TASK STATEMENT: Your task is to restate the data word for word.
━━━━━━━━
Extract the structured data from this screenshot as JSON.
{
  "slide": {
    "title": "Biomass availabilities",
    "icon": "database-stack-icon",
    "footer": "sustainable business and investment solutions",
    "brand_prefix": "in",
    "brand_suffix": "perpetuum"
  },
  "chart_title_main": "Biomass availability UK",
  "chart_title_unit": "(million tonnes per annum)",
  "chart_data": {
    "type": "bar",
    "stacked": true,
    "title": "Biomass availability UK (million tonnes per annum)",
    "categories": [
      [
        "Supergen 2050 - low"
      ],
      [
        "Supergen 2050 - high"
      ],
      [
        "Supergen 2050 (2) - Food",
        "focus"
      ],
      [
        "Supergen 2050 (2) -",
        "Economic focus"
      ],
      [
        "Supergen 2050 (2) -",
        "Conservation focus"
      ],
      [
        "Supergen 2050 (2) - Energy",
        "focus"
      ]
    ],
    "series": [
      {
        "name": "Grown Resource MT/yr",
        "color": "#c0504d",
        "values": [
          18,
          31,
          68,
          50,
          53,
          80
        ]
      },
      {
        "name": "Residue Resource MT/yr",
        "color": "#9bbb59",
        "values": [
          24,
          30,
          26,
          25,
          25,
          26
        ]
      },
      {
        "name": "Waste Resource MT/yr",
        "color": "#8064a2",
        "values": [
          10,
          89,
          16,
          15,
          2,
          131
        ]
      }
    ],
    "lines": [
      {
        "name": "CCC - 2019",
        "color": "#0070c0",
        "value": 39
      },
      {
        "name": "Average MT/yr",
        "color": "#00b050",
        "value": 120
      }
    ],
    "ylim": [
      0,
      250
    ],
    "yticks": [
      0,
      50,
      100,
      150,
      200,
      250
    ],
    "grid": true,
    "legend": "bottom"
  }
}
━━━━━━━━
CORRECT ANSWER:
Extract the structured data from this screenshot as JSON.
{
  "slide": {
    "title": "Biomass availabilities",
    "icon": "database-stack-icon",
    "footer": "sustainable business and investment solutions",
    "brand_prefix": "in",
    "brand_suffix": "perpetuum"
  },
  "chart_title_main": "Biomass availability UK",
  "chart_title_unit": "(million tonnes per annum)",
  "chart_data": {
    "type": "bar",
    "stacked": true,
    "title": "Biomass availability UK (million tonnes per annum)",
    "categories": [
      [
        "Supergen 2050 - low"
      ],
      [
        "Supergen 2050 - high"
      ],
      [
        "Supergen 2050 (2) - Food",
        "focus"
      ],
      [
        "Supergen 2050 (2) -",
        "Economic focus"
      ],
      [
        "Supergen 2050 (2) -",
        "Conservation focus"
      ],
      [
        "Supergen 2050 (2) - Energy",
        "focus"
      ]
    ],
    "series": [
      {
        "name": "Grown Resource MT/yr",
        "color": "#c0504d",
        "values": [
          18,
          31,
          68,
          50,
          53,
          80
        ]
      },
      {
        "name": "Residue Resource MT/yr",
        "color": "#9bbb59",
        "values": [
          24,
          30,
          26,
          25,
          25,
          26
        ]
      },
      {
        "name": "Waste Resource MT/yr",
        "color": "#8064a2",
        "values": [
          10,
          89,
          16,
          15,
          2,
          131
        ]
      }
    ],
    "lines": [
      {
        "name": "CCC - 2019",
        "color": "#0070c0",
        "value": 39
      },
      {
        "name": "Average MT/yr",
        "color": "#00b050",
        "value": 120
      }
    ],
    "ylim": [
      0,
      250
    ],
    "yticks": [
      0,
      50,
      100,
      150,
      200,
      250
    ],
    "grid": true,
    "legend": "bottom"
  }
}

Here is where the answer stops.